▶ [Exercise]
Go through the records and extract every line with the word "الثالث".

▶ [Data lines]

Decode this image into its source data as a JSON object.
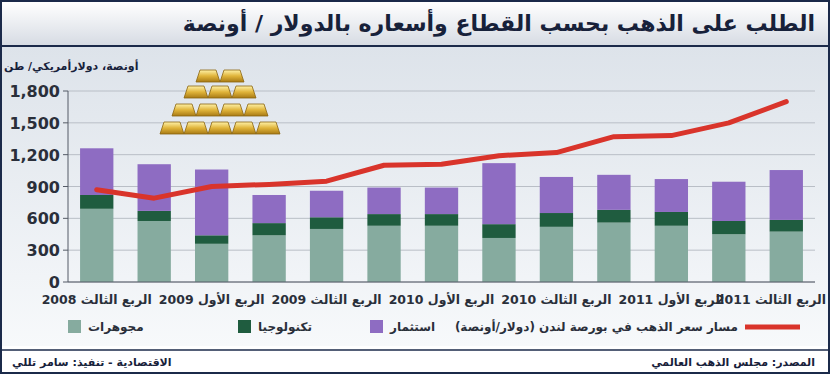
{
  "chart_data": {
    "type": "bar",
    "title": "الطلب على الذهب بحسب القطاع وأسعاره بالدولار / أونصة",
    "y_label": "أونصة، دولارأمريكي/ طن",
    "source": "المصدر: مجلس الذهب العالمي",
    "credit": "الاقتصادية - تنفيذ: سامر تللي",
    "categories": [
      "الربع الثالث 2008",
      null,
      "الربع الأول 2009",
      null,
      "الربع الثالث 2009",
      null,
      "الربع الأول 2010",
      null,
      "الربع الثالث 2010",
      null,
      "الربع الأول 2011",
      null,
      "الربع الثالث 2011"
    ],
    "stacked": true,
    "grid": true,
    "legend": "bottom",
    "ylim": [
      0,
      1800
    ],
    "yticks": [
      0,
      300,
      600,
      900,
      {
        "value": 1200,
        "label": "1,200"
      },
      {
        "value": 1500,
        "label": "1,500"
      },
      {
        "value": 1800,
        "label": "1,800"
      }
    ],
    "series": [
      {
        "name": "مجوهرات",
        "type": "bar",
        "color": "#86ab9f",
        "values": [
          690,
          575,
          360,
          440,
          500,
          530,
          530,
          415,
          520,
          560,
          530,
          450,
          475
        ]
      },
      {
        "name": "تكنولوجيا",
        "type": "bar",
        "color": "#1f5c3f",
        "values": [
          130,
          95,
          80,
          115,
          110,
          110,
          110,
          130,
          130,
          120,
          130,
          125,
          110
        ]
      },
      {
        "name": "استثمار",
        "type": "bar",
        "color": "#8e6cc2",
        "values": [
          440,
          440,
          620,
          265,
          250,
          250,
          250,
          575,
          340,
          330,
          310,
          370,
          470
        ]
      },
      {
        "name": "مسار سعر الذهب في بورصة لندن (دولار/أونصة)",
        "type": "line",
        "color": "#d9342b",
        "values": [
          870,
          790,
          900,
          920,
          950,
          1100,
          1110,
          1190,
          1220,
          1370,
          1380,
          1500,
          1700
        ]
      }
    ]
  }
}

▶ [Reply]
      "الربع الثالث 2008",
      "الربع الثالث 2009",
      "الربع الثالث 2010",
      "الربع الثالث 2011"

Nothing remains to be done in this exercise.